§ Task to carry out
Write out all of the entries exactly as given.

[Items from a dataset]
***

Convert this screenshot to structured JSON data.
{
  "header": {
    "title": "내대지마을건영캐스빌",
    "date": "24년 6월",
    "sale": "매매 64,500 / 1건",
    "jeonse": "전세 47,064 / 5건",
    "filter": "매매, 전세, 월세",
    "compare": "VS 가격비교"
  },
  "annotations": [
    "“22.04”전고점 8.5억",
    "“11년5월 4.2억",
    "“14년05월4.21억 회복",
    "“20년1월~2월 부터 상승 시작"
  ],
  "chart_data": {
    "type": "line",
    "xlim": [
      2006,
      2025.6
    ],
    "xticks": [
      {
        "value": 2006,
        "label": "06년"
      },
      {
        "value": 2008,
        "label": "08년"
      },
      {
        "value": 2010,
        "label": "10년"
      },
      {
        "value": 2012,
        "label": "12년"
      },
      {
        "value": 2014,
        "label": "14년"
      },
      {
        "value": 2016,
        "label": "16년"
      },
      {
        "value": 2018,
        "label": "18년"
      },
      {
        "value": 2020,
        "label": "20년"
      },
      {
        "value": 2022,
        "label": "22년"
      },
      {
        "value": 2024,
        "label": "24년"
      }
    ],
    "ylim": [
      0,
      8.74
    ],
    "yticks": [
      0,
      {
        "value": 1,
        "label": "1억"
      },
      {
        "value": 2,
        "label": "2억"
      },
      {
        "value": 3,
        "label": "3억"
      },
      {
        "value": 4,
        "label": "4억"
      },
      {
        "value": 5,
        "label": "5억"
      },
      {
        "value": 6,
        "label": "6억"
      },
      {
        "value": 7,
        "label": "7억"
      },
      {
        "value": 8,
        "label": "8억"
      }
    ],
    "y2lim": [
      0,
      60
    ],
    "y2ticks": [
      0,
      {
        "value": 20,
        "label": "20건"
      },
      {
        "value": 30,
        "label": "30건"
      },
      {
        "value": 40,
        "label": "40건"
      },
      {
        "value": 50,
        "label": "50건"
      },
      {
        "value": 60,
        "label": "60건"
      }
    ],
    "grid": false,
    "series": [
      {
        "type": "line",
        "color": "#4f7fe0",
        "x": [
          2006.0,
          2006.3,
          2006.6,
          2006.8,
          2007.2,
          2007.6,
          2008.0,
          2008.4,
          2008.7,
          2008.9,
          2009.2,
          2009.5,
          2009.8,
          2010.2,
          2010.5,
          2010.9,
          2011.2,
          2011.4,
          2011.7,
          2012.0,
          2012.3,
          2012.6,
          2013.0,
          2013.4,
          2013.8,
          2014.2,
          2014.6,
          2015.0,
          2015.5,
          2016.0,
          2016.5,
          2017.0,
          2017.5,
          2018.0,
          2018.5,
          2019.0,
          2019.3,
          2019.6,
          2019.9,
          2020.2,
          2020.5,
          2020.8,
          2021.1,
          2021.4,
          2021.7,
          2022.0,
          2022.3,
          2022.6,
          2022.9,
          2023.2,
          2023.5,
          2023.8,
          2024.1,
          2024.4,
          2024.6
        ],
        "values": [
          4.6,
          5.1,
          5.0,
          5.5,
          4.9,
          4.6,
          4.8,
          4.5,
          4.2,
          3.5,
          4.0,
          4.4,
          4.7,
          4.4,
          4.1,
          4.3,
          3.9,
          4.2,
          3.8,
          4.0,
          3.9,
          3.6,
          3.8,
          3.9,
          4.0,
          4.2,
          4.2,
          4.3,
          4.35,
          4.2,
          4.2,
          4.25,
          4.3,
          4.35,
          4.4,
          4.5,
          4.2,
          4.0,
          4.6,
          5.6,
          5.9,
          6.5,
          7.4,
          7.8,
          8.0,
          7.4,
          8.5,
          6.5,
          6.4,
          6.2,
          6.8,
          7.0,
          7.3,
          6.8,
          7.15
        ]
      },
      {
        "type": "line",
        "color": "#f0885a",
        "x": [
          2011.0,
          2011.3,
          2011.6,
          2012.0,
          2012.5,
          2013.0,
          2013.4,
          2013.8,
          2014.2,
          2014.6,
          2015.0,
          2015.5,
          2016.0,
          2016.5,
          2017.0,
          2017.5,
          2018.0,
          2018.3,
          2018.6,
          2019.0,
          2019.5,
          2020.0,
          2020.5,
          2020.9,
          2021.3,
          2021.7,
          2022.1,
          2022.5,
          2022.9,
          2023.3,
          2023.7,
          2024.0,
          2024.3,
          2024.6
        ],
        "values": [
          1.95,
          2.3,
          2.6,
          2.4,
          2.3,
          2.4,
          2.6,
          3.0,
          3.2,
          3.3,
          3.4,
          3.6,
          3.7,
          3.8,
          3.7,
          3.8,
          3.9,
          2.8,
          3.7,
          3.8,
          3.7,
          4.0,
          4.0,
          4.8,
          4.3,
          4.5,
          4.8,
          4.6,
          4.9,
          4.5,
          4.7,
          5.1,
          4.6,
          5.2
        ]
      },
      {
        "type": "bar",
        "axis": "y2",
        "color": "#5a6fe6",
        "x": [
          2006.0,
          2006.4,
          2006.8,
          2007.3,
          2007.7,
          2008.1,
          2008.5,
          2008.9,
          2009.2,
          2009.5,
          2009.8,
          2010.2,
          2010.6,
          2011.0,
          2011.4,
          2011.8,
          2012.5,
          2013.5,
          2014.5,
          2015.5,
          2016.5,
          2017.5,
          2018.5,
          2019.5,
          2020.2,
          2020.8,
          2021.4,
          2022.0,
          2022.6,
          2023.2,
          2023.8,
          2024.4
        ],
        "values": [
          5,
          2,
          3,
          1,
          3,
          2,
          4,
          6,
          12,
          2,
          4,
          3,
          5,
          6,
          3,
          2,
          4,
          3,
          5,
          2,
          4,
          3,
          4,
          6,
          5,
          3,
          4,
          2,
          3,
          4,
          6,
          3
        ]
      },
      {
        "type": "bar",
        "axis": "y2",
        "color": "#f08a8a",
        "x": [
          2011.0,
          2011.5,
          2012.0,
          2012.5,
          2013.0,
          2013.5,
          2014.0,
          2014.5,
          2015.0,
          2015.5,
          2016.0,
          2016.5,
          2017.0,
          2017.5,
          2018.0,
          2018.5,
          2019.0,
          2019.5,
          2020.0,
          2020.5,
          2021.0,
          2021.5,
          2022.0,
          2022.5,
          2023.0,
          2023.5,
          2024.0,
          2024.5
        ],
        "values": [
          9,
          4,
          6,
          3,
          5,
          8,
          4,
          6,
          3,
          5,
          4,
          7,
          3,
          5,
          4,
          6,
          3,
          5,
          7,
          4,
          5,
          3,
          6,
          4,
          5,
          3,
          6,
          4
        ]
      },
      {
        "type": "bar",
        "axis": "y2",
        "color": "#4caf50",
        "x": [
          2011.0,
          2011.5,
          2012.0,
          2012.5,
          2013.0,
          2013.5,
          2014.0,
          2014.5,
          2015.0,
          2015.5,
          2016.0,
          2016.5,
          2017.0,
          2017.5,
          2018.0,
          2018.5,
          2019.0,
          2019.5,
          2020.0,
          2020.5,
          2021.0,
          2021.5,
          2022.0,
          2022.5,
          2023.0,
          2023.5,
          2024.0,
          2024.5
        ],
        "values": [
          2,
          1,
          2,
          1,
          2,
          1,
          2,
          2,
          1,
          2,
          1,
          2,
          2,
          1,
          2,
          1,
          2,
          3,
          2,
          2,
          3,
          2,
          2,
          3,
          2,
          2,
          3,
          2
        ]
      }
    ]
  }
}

***

§ Answer in full
Convert this screenshot to structured JSON data.
{
  "header": {
    "title": "내대지마을건영캐스빌",
    "date": "24년 6월",
    "sale": "매매 64,500 / 1건",
    "jeonse": "전세 47,064 / 5건",
    "filter": "매매, 전세, 월세",
    "compare": "VS 가격비교"
  },
  "annotations": [
    "“22.04”전고점 8.5억",
    "“11년5월 4.2억",
    "“14년05월4.21억 회복",
    "“20년1월~2월 부터 상승 시작"
  ],
  "chart_data": {
    "type": "line",
    "xlim": [
      2006,
      2025.6
    ],
    "xticks": [
      {
        "value": 2006,
        "label": "06년"
      },
      {
        "value": 2008,
        "label": "08년"
      },
      {
        "value": 2010,
        "label": "10년"
      },
      {
        "value": 2012,
        "label": "12년"
      },
      {
        "value": 2014,
        "label": "14년"
      },
      {
        "value": 2016,
        "label": "16년"
      },
      {
        "value": 2018,
        "label": "18년"
      },
      {
        "value": 2020,
        "label": "20년"
      },
      {
        "value": 2022,
        "label": "22년"
      },
      {
        "value": 2024,
        "label": "24년"
      }
    ],
    "ylim": [
      0,
      8.74
    ],
    "yticks": [
      0,
      {
        "value": 1,
        "label": "1억"
      },
      {
        "value": 2,
        "label": "2억"
      },
      {
        "value": 3,
        "label": "3억"
      },
      {
        "value": 4,
        "label": "4억"
      },
      {
        "value": 5,
        "label": "5억"
      },
      {
        "value": 6,
        "label": "6억"
      },
      {
        "value": 7,
        "label": "7억"
      },
      {
        "value": 8,
        "label": "8억"
      }
    ],
    "y2lim": [
      0,
      60
    ],
    "y2ticks": [
      0,
      {
        "value": 20,
        "label": "20건"
      },
      {
        "value": 30,
        "label": "30건"
      },
      {
        "value": 40,
        "label": "40건"
      },
      {
        "value": 50,
        "label": "50건"
      },
      {
        "value": 60,
        "label": "60건"
      }
    ],
    "grid": false,
    "series": [
      {
        "type": "line",
        "color": "#4f7fe0",
        "x": [
          2006.0,
          2006.3,
          2006.6,
          2006.8,
          2007.2,
          2007.6,
          2008.0,
          2008.4,
          2008.7,
          2008.9,
          2009.2,
          2009.5,
          2009.8,
          2010.2,
          2010.5,
          2010.9,
          2011.2,
          2011.4,
          2011.7,
          2012.0,
          2012.3,
          2012.6,
          2013.0,
          2013.4,
          2013.8,
          2014.2,
          2014.6,
          2015.0,
          2015.5,
          2016.0,
          2016.5,
          2017.0,
          2017.5,
          2018.0,
          2018.5,
          2019.0,
          2019.3,
          2019.6,
          2019.9,
          2020.2,
          2020.5,
          2020.8,
          2021.1,
          2021.4,
          2021.7,
          2022.0,
          2022.3,
          2022.6,
          2022.9,
          2023.2,
          2023.5,
          2023.8,
          2024.1,
          2024.4,
          2024.6
        ],
        "values": [
          4.6,
          5.1,
          5.0,
          5.5,
          4.9,
          4.6,
          4.8,
          4.5,
          4.2,
          3.5,
          4.0,
          4.4,
          4.7,
          4.4,
          4.1,
          4.3,
          3.9,
          4.2,
          3.8,
          4.0,
          3.9,
          3.6,
          3.8,
          3.9,
          4.0,
          4.2,
          4.2,
          4.3,
          4.35,
          4.2,
          4.2,
          4.25,
          4.3,
          4.35,
          4.4,
          4.5,
          4.2,
          4.0,
          4.6,
          5.6,
          5.9,
          6.5,
          7.4,
          7.8,
          8.0,
          7.4,
          8.5,
          6.5,
          6.4,
          6.2,
          6.8,
          7.0,
          7.3,
          6.8,
          7.15
        ]
      },
      {
        "type": "line",
        "color": "#f0885a",
        "x": [
          2011.0,
          2011.3,
          2011.6,
          2012.0,
          2012.5,
          2013.0,
          2013.4,
          2013.8,
          2014.2,
          2014.6,
          2015.0,
          2015.5,
          2016.0,
          2016.5,
          2017.0,
          2017.5,
          2018.0,
          2018.3,
          2018.6,
          2019.0,
          2019.5,
          2020.0,
          2020.5,
          2020.9,
          2021.3,
          2021.7,
          2022.1,
          2022.5,
          2022.9,
          2023.3,
          2023.7,
          2024.0,
          2024.3,
          2024.6
        ],
        "values": [
          1.95,
          2.3,
          2.6,
          2.4,
          2.3,
          2.4,
          2.6,
          3.0,
          3.2,
          3.3,
          3.4,
          3.6,
          3.7,
          3.8,
          3.7,
          3.8,
          3.9,
          2.8,
          3.7,
          3.8,
          3.7,
          4.0,
          4.0,
          4.8,
          4.3,
          4.5,
          4.8,
          4.6,
          4.9,
          4.5,
          4.7,
          5.1,
          4.6,
          5.2
        ]
      },
      {
        "type": "bar",
        "axis": "y2",
        "color": "#5a6fe6",
        "x": [
          2006.0,
          2006.4,
          2006.8,
          2007.3,
          2007.7,
          2008.1,
          2008.5,
          2008.9,
          2009.2,
          2009.5,
          2009.8,
          2010.2,
          2010.6,
          2011.0,
          2011.4,
          2011.8,
          2012.5,
          2013.5,
          2014.5,
          2015.5,
          2016.5,
          2017.5,
          2018.5,
          2019.5,
          2020.2,
          2020.8,
          2021.4,
          2022.0,
          2022.6,
          2023.2,
          2023.8,
          2024.4
        ],
        "values": [
          5,
          2,
          3,
          1,
          3,
          2,
          4,
          6,
          12,
          2,
          4,
          3,
          5,
          6,
          3,
          2,
          4,
          3,
          5,
          2,
          4,
          3,
          4,
          6,
          5,
          3,
          4,
          2,
          3,
          4,
          6,
          3
        ]
      },
      {
        "type": "bar",
        "axis": "y2",
        "color": "#f08a8a",
        "x": [
          2011.0,
          2011.5,
          2012.0,
          2012.5,
          2013.0,
          2013.5,
          2014.0,
          2014.5,
          2015.0,
          2015.5,
          2016.0,
          2016.5,
          2017.0,
          2017.5,
          2018.0,
          2018.5,
          2019.0,
          2019.5,
          2020.0,
          2020.5,
          2021.0,
          2021.5,
          2022.0,
          2022.5,
          2023.0,
          2023.5,
          2024.0,
          2024.5
        ],
        "values": [
          9,
          4,
          6,
          3,
          5,
          8,
          4,
          6,
          3,
          5,
          4,
          7,
          3,
          5,
          4,
          6,
          3,
          5,
          7,
          4,
          5,
          3,
          6,
          4,
          5,
          3,
          6,
          4
        ]
      },
      {
        "type": "bar",
        "axis": "y2",
        "color": "#4caf50",
        "x": [
          2011.0,
          2011.5,
          2012.0,
          2012.5,
          2013.0,
          2013.5,
          2014.0,
          2014.5,
          2015.0,
          2015.5,
          2016.0,
          2016.5,
          2017.0,
          2017.5,
          2018.0,
          2018.5,
          2019.0,
          2019.5,
          2020.0,
          2020.5,
          2021.0,
          2021.5,
          2022.0,
          2022.5,
          2023.0,
          2023.5,
          2024.0,
          2024.5
        ],
        "values": [
          2,
          1,
          2,
          1,
          2,
          1,
          2,
          2,
          1,
          2,
          1,
          2,
          2,
          1,
          2,
          1,
          2,
          3,
          2,
          2,
          3,
          2,
          2,
          3,
          2,
          2,
          3,
          2
        ]
      }
    ]
  }
}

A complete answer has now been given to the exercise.